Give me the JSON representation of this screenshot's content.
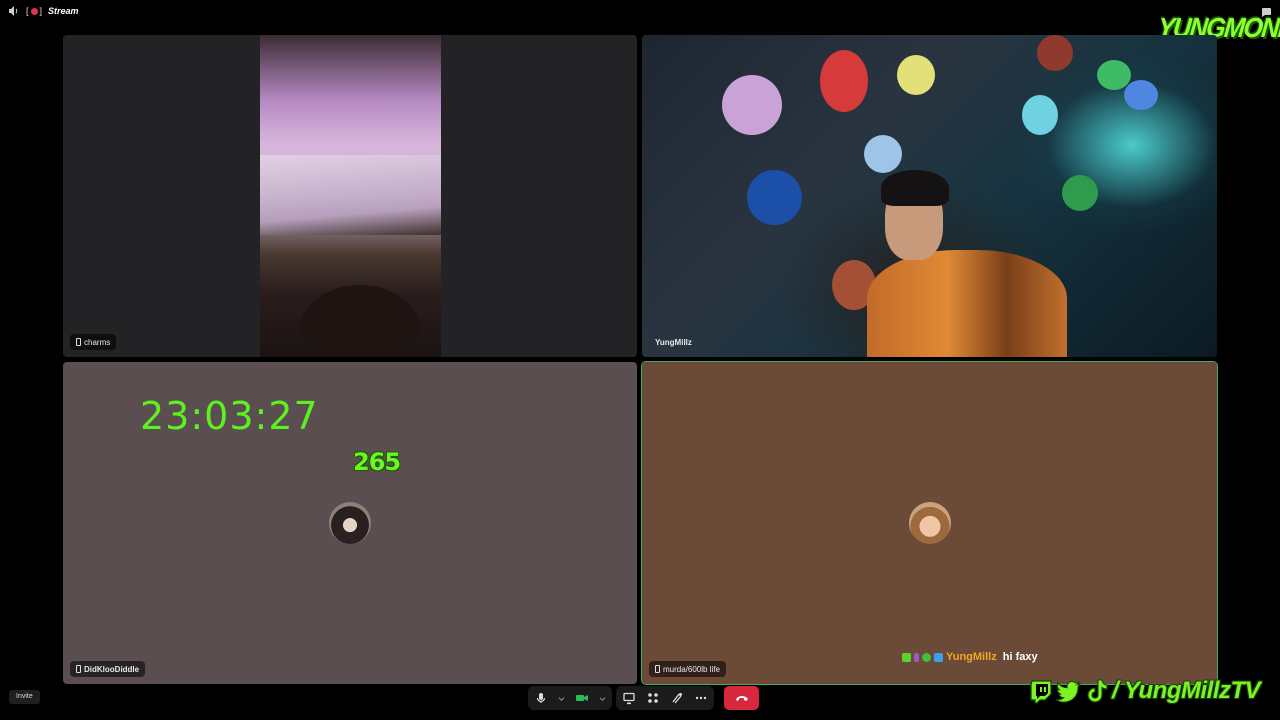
{
  "window": {
    "title": "Stream",
    "icons": [
      "speaker-icon",
      "record-indicator-icon",
      "chat-bubble-icon"
    ]
  },
  "overlay": {
    "logo_text": "YUNGMONEY",
    "social_handle": "/ YungMillzTV",
    "accent": "#6df524"
  },
  "tiles": [
    {
      "name": "charms",
      "mobile": true
    },
    {
      "name": "YungMillz",
      "mobile": false
    },
    {
      "name": "DidKlooDiddle",
      "mobile": true,
      "timer": "23:03:27",
      "counter": "265"
    },
    {
      "name": "murda/600lb life",
      "mobile": true
    }
  ],
  "chat": {
    "user": "YungMillz",
    "message": "hi faxy"
  },
  "footer": {
    "invite_label": "Invite"
  },
  "colors": {
    "hangup": "#d8283e",
    "speaking_outline": "#3fae5d",
    "chat_user": "#f5a623"
  }
}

Work required => Where a line of the records above holds the word "name", copy that line.

The response =>
      "name": "charms",
      "name": "YungMillz",
      "name": "DidKlooDiddle",
      "name": "murda/600lb life",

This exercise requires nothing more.